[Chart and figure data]

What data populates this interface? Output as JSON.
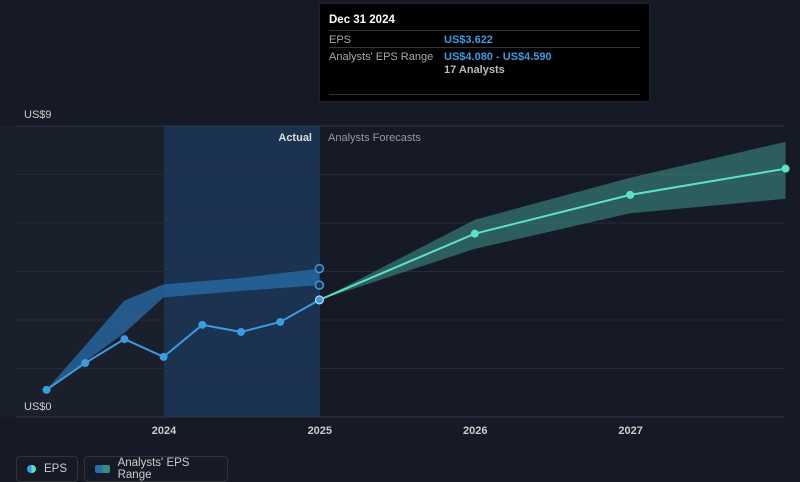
{
  "chart_data": {
    "type": "line",
    "y_axis": {
      "label_top": "US$9",
      "label_bottom": "US$0",
      "ylim": [
        0,
        9
      ]
    },
    "x_ticks": [
      "2024",
      "2025",
      "2026",
      "2027"
    ],
    "sections": {
      "actual": "Actual",
      "forecast": "Analysts Forecasts"
    },
    "eps_actual": [
      {
        "date": "2023-03-31",
        "value": 0.84
      },
      {
        "date": "2023-06-30",
        "value": 1.67
      },
      {
        "date": "2023-09-30",
        "value": 2.41
      },
      {
        "date": "2023-12-31",
        "value": 1.86
      },
      {
        "date": "2024-03-31",
        "value": 2.85
      },
      {
        "date": "2024-06-30",
        "value": 2.63
      },
      {
        "date": "2024-09-30",
        "value": 2.94
      },
      {
        "date": "2024-12-31",
        "value": 3.622
      }
    ],
    "actual_range": [
      {
        "date": "2023-03-31",
        "low": 0.84,
        "high": 0.84
      },
      {
        "date": "2023-09-30",
        "low": 2.6,
        "high": 3.6
      },
      {
        "date": "2023-12-31",
        "low": 3.7,
        "high": 4.1
      },
      {
        "date": "2024-06-30",
        "low": 3.9,
        "high": 4.3
      },
      {
        "date": "2024-12-31",
        "low": 4.08,
        "high": 4.59
      }
    ],
    "eps_forecast": [
      {
        "date": "2024-12-31",
        "value": 3.622
      },
      {
        "date": "2025-12-31",
        "value": 5.67
      },
      {
        "date": "2026-12-31",
        "value": 6.87
      },
      {
        "date": "2027-12-31",
        "value": 7.68
      }
    ],
    "forecast_range": [
      {
        "date": "2024-12-31",
        "low": 3.622,
        "high": 3.622
      },
      {
        "date": "2025-12-31",
        "low": 5.2,
        "high": 6.1
      },
      {
        "date": "2026-12-31",
        "low": 6.3,
        "high": 7.4
      },
      {
        "date": "2027-12-31",
        "low": 6.75,
        "high": 8.51
      }
    ],
    "colors": {
      "eps": "#3d9be0",
      "forecast": "#5fe0c8",
      "range": "#2a6ea8",
      "forecast_range": "#3a8c80"
    },
    "legend": [
      "EPS",
      "Analysts' EPS Range"
    ],
    "legend_placement": "bottom-left"
  },
  "tooltip": {
    "date": "Dec 31 2024",
    "eps_label": "EPS",
    "eps_value": "US$3.622",
    "range_label": "Analysts' EPS Range",
    "range_value": "US$4.080 - US$4.590",
    "analysts": "17 Analysts"
  }
}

Exercise instructions: Copy all of the entries verbatim, leaving out any pictures they contain.

The output:
What data populates this interface? Output as JSON.
{
  "chart_data": {
    "type": "line",
    "y_axis": {
      "label_top": "US$9",
      "label_bottom": "US$0",
      "ylim": [
        0,
        9
      ]
    },
    "x_ticks": [
      "2024",
      "2025",
      "2026",
      "2027"
    ],
    "sections": {
      "actual": "Actual",
      "forecast": "Analysts Forecasts"
    },
    "eps_actual": [
      {
        "date": "2023-03-31",
        "value": 0.84
      },
      {
        "date": "2023-06-30",
        "value": 1.67
      },
      {
        "date": "2023-09-30",
        "value": 2.41
      },
      {
        "date": "2023-12-31",
        "value": 1.86
      },
      {
        "date": "2024-03-31",
        "value": 2.85
      },
      {
        "date": "2024-06-30",
        "value": 2.63
      },
      {
        "date": "2024-09-30",
        "value": 2.94
      },
      {
        "date": "2024-12-31",
        "value": 3.622
      }
    ],
    "actual_range": [
      {
        "date": "2023-03-31",
        "low": 0.84,
        "high": 0.84
      },
      {
        "date": "2023-09-30",
        "low": 2.6,
        "high": 3.6
      },
      {
        "date": "2023-12-31",
        "low": 3.7,
        "high": 4.1
      },
      {
        "date": "2024-06-30",
        "low": 3.9,
        "high": 4.3
      },
      {
        "date": "2024-12-31",
        "low": 4.08,
        "high": 4.59
      }
    ],
    "eps_forecast": [
      {
        "date": "2024-12-31",
        "value": 3.622
      },
      {
        "date": "2025-12-31",
        "value": 5.67
      },
      {
        "date": "2026-12-31",
        "value": 6.87
      },
      {
        "date": "2027-12-31",
        "value": 7.68
      }
    ],
    "forecast_range": [
      {
        "date": "2024-12-31",
        "low": 3.622,
        "high": 3.622
      },
      {
        "date": "2025-12-31",
        "low": 5.2,
        "high": 6.1
      },
      {
        "date": "2026-12-31",
        "low": 6.3,
        "high": 7.4
      },
      {
        "date": "2027-12-31",
        "low": 6.75,
        "high": 8.51
      }
    ],
    "colors": {
      "eps": "#3d9be0",
      "forecast": "#5fe0c8",
      "range": "#2a6ea8",
      "forecast_range": "#3a8c80"
    },
    "legend": [
      "EPS",
      "Analysts' EPS Range"
    ],
    "legend_placement": "bottom-left"
  },
  "tooltip": {
    "date": "Dec 31 2024",
    "eps_label": "EPS",
    "eps_value": "US$3.622",
    "range_label": "Analysts' EPS Range",
    "range_value": "US$4.080 - US$4.590",
    "analysts": "17 Analysts"
  }
}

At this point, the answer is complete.